----- EXCERPTED DATA

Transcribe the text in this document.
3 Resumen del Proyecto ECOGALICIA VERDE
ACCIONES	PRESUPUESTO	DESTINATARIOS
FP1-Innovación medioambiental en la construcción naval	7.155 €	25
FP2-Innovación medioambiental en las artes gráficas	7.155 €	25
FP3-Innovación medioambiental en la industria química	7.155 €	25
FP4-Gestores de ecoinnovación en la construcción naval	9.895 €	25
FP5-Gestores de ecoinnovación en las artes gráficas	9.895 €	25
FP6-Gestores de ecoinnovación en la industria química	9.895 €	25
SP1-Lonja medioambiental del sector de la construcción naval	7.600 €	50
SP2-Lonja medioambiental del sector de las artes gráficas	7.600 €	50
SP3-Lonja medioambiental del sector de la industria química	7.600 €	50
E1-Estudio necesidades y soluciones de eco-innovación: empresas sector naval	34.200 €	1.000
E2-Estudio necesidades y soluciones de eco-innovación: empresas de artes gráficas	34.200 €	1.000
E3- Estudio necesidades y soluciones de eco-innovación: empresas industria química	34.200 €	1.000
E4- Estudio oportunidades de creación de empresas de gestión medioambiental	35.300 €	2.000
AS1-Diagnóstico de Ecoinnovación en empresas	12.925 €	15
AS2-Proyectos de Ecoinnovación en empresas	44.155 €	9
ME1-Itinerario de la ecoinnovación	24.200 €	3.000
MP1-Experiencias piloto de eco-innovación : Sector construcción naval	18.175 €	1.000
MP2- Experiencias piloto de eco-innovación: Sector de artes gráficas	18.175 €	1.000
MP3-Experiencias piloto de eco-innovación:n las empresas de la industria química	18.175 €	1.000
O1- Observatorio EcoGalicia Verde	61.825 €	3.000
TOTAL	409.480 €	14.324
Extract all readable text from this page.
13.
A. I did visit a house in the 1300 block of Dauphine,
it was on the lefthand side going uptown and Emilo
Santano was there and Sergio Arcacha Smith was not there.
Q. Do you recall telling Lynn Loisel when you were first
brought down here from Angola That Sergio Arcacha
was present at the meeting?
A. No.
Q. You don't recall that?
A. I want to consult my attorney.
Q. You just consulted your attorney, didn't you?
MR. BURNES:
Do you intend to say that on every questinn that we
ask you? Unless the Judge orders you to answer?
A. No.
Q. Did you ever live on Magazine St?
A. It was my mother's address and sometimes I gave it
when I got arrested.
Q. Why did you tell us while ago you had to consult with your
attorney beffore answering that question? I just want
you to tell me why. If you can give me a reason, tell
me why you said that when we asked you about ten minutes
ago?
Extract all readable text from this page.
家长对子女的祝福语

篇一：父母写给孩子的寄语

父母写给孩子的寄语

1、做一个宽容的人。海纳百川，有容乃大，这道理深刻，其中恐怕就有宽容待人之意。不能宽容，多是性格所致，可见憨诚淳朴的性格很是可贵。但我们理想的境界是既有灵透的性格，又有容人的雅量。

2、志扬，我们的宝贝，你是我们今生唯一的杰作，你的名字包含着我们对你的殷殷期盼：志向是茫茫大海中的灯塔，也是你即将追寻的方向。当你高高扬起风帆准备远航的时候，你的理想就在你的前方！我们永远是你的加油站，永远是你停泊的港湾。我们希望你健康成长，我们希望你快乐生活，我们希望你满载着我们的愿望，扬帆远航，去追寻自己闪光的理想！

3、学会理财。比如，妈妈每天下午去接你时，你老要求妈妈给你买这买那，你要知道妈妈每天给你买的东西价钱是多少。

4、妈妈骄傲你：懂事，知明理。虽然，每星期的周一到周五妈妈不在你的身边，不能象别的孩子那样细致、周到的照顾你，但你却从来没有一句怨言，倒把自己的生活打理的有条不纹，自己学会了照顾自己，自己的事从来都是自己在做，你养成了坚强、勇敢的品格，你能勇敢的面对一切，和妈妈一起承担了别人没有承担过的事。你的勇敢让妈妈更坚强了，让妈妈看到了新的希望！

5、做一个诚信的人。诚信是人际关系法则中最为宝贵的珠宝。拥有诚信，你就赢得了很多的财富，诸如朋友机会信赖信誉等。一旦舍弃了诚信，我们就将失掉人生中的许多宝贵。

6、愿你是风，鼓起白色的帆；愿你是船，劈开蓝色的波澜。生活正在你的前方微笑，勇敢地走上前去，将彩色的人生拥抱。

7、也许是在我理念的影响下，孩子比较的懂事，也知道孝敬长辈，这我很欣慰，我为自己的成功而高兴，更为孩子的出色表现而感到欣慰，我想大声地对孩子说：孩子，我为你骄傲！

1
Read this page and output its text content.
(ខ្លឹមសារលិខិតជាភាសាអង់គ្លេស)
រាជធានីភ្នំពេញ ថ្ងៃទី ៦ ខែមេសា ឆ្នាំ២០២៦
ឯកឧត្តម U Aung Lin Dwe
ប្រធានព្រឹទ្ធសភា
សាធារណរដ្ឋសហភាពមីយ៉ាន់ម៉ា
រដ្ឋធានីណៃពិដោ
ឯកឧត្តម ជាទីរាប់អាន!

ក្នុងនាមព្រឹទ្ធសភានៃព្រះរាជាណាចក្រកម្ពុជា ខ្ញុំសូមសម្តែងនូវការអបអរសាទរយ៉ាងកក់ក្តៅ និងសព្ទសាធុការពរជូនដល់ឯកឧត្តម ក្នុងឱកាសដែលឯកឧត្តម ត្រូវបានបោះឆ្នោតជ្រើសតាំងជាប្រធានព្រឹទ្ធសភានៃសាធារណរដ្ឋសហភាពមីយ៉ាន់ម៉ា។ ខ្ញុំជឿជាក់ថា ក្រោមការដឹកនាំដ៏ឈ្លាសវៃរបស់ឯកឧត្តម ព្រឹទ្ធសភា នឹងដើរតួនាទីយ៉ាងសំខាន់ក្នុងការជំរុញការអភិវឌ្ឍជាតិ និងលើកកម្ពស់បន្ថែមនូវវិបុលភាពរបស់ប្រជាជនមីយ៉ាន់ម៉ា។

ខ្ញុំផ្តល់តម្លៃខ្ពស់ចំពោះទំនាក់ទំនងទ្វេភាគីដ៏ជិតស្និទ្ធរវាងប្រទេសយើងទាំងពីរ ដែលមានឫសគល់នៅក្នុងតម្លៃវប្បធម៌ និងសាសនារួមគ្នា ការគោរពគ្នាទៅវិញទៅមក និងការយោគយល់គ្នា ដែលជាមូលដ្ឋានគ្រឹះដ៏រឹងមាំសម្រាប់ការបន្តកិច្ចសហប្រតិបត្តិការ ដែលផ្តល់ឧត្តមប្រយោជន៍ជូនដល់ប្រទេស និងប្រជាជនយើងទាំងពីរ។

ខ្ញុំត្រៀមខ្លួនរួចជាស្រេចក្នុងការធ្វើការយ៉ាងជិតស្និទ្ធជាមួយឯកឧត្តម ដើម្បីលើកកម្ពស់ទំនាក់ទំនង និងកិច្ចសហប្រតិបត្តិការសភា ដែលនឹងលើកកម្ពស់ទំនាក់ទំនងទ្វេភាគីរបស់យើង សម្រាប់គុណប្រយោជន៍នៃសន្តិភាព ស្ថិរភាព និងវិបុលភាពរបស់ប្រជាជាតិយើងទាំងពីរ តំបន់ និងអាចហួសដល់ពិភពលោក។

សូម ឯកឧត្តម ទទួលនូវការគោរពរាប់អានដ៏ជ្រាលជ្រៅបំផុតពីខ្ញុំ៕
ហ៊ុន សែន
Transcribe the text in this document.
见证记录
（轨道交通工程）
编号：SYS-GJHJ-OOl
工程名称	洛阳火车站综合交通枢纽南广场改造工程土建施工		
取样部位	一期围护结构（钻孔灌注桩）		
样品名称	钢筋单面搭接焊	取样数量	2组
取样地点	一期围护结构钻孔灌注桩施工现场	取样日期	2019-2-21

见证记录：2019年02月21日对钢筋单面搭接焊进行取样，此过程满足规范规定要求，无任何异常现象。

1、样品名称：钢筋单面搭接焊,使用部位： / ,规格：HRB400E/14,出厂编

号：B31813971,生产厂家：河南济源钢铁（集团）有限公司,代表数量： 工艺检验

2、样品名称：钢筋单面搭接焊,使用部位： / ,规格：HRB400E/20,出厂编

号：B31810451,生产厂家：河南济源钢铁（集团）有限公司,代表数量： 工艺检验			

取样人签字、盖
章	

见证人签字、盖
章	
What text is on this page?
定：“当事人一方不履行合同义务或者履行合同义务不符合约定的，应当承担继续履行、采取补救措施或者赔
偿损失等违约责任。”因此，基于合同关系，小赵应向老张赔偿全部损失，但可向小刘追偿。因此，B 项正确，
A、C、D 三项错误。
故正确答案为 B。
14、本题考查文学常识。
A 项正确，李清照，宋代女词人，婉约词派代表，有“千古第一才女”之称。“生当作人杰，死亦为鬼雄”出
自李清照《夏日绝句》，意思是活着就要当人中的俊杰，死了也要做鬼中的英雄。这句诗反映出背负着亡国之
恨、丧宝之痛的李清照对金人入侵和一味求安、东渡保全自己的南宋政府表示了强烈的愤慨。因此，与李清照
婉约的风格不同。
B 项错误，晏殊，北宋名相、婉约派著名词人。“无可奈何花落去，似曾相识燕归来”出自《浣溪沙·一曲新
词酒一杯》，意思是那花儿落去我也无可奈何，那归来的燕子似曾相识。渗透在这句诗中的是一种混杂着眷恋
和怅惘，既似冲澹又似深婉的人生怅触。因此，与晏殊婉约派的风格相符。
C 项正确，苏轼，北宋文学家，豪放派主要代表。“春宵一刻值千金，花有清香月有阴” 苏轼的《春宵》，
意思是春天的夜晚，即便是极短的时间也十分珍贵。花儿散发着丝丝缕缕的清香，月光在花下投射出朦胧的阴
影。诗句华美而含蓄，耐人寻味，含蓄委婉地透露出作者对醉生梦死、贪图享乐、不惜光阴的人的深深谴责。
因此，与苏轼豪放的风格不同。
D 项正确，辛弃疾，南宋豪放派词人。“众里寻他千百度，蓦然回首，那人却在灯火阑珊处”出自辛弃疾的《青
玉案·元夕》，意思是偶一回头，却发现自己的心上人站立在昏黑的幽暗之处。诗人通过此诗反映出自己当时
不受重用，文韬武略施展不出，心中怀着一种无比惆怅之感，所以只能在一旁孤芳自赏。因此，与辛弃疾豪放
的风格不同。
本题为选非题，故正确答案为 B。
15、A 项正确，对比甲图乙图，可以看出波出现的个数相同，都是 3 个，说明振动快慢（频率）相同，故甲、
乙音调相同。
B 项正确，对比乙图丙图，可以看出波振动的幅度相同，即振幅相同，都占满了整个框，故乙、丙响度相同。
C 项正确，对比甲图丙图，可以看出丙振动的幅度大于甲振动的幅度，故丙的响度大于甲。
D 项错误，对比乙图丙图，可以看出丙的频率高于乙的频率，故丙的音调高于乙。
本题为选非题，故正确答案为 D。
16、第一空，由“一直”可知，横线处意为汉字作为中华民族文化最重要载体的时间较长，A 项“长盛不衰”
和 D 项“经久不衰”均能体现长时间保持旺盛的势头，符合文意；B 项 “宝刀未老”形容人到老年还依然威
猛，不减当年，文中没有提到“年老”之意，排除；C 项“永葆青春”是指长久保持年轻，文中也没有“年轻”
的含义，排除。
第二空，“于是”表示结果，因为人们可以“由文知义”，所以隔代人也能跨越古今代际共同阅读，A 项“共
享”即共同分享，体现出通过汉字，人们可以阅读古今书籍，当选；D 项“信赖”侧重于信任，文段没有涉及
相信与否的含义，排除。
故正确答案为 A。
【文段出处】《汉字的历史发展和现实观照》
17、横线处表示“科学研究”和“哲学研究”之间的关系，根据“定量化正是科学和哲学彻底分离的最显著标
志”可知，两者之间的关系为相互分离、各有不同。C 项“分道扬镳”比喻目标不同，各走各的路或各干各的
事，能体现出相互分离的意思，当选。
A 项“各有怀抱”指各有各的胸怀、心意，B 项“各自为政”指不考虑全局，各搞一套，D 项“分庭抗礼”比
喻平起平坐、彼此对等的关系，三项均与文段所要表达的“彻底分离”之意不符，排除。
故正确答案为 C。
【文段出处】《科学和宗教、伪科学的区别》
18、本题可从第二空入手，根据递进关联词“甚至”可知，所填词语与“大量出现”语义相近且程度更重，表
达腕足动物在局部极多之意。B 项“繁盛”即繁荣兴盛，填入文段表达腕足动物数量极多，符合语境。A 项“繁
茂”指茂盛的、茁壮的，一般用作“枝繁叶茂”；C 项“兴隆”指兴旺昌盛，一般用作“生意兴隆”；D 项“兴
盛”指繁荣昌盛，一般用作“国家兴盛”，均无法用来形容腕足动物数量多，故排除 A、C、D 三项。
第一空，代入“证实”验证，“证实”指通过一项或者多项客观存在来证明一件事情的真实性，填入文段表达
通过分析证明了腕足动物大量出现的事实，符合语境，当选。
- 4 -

----------

## WHAT IS EXPECTED
Tally the lines above that contain the word "见证记录", and reply with only the number.

## OUTPUT FOR THIS EXERCISE
2